EXERCISE DESCRIPTION: In the listing below, pick out lines with "TradingView".

Some records:
= = =

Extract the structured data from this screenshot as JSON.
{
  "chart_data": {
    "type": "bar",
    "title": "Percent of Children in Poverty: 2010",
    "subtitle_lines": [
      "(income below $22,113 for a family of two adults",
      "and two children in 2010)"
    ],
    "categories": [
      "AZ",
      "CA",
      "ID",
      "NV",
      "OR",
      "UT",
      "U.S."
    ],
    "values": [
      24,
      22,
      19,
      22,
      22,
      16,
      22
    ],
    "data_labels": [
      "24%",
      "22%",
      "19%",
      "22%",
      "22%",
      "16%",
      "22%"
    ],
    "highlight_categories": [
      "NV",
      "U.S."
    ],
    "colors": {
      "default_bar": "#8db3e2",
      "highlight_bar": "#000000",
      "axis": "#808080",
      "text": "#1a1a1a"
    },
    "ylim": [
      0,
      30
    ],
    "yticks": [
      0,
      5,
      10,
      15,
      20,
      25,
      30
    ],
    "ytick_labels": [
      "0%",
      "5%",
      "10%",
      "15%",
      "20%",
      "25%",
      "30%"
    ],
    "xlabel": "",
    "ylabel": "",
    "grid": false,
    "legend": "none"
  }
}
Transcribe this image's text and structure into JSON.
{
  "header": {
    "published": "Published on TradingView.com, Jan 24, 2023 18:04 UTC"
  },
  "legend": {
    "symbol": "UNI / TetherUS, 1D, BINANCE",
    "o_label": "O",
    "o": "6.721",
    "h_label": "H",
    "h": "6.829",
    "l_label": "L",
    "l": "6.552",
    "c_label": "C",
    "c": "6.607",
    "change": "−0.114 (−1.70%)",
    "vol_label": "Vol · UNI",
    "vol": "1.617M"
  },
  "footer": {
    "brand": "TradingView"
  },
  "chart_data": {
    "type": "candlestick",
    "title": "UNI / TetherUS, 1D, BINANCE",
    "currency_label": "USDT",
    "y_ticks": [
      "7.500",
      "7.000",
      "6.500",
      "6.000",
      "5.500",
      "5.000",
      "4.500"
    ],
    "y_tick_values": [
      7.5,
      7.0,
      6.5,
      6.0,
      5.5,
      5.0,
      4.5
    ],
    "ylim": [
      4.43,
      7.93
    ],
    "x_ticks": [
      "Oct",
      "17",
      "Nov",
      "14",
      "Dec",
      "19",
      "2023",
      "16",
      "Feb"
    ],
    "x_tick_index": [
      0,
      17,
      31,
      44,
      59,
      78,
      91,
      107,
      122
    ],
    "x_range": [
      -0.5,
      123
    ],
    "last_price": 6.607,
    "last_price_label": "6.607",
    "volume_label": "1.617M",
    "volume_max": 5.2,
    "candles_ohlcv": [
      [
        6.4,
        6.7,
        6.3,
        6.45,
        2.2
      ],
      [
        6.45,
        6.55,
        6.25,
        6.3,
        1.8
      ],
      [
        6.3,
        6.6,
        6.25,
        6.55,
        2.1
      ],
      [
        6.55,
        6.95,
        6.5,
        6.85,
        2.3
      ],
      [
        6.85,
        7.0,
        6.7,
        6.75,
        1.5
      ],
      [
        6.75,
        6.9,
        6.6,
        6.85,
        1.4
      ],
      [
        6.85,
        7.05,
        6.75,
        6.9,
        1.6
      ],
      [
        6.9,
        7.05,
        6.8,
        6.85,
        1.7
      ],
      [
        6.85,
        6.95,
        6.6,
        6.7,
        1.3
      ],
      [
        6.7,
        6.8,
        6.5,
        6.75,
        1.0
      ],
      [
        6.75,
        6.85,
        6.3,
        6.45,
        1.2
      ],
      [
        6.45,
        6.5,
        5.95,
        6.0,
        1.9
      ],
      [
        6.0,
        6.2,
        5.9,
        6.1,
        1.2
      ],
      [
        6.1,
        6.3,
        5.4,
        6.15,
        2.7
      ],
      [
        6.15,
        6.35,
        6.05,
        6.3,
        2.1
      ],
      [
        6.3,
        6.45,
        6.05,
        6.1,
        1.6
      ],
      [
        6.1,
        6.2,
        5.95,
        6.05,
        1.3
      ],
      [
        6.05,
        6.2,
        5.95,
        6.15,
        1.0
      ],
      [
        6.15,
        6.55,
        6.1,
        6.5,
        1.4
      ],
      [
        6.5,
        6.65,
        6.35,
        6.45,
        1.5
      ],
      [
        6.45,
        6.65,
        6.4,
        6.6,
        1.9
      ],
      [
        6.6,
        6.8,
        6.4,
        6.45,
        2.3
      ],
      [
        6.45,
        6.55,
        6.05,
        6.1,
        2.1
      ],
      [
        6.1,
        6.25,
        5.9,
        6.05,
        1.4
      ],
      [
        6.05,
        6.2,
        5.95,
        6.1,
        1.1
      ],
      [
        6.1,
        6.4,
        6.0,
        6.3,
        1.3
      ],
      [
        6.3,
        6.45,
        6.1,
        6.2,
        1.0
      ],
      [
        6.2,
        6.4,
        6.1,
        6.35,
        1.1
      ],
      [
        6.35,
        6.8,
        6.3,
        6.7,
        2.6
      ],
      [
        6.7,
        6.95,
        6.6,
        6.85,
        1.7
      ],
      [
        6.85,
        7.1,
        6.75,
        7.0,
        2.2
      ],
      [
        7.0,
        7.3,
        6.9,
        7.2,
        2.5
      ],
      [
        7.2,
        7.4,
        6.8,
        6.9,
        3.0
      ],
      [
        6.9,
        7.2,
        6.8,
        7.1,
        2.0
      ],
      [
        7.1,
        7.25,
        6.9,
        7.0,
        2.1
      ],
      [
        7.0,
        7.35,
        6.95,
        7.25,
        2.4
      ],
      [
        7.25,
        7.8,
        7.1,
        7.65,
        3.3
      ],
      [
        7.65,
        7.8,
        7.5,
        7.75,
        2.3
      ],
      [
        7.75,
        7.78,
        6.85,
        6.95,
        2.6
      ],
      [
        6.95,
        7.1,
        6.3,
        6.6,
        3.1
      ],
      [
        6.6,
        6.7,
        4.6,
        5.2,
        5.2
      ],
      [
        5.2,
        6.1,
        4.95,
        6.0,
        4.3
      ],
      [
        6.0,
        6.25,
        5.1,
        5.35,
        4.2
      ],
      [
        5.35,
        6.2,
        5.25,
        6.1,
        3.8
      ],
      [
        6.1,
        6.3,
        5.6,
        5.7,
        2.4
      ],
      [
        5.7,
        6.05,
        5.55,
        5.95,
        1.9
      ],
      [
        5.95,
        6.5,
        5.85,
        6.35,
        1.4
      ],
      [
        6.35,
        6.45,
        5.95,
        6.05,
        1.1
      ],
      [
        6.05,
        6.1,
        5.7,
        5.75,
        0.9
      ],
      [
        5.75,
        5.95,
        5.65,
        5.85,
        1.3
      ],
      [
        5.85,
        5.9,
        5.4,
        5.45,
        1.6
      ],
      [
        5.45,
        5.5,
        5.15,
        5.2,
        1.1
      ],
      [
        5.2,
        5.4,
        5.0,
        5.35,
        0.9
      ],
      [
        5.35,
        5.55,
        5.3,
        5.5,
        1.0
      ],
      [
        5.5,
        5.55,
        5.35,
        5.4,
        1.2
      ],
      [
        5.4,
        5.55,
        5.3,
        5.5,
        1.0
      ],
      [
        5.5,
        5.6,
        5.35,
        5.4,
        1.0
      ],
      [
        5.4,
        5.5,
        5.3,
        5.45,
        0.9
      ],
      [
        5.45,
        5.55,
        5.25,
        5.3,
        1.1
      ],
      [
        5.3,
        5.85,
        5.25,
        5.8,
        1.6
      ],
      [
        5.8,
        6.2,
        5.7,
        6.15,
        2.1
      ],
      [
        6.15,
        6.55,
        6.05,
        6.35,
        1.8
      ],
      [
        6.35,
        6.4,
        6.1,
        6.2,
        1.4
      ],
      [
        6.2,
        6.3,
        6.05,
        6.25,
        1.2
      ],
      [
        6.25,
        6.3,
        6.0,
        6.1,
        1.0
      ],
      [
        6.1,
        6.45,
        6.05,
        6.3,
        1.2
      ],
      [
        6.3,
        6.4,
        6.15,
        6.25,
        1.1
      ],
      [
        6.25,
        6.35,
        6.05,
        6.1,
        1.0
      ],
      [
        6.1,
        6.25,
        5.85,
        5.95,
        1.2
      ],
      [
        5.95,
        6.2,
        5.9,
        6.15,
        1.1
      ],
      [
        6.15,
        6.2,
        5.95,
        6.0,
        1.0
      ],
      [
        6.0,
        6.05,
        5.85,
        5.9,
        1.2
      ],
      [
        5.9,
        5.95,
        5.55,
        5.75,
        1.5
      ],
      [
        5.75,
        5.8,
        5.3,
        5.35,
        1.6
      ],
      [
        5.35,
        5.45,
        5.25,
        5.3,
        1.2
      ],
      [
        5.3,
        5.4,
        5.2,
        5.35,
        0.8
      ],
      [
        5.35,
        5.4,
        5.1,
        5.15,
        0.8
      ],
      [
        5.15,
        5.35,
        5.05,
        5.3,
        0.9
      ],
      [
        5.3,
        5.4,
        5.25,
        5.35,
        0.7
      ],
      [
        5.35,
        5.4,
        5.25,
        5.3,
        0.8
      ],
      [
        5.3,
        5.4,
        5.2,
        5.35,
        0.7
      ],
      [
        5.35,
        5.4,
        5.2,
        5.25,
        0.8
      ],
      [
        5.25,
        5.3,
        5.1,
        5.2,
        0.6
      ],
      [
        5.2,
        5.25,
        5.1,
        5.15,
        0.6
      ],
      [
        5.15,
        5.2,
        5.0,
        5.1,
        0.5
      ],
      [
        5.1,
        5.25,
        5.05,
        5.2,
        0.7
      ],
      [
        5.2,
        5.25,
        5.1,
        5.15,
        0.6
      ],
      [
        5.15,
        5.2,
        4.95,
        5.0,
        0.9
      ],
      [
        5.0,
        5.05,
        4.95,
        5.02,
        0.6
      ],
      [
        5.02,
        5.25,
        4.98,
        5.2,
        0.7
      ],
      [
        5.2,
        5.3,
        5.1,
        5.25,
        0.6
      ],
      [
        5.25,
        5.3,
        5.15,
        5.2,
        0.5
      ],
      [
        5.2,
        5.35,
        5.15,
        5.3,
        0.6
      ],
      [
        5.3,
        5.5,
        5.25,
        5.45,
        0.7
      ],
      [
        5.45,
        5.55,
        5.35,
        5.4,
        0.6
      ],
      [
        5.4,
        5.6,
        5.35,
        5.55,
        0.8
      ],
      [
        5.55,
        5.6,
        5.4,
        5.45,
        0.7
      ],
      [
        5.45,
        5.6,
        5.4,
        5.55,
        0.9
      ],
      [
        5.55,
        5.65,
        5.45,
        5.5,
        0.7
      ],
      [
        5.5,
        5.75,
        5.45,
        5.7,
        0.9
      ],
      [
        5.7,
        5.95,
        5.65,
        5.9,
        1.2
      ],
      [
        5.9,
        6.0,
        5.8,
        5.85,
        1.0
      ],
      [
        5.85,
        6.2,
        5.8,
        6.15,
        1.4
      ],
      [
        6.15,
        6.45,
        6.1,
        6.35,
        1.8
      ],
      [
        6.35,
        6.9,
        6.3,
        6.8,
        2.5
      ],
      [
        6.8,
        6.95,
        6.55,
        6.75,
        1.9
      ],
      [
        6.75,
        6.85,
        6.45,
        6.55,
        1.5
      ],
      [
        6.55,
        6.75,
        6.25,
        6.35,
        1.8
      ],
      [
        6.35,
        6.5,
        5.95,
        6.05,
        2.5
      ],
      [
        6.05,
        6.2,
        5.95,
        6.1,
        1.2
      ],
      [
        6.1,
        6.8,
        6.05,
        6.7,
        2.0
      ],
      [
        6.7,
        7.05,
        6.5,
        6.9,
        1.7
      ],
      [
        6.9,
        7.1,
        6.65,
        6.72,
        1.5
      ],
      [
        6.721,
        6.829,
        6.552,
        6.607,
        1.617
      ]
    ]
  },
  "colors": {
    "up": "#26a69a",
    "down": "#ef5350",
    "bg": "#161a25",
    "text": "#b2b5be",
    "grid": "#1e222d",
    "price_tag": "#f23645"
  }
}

= = =

TASK OUTPUT:
    "published": "Published on TradingView.com, Jan 24, 2023 18:04 UTC"
    "brand": "TradingView"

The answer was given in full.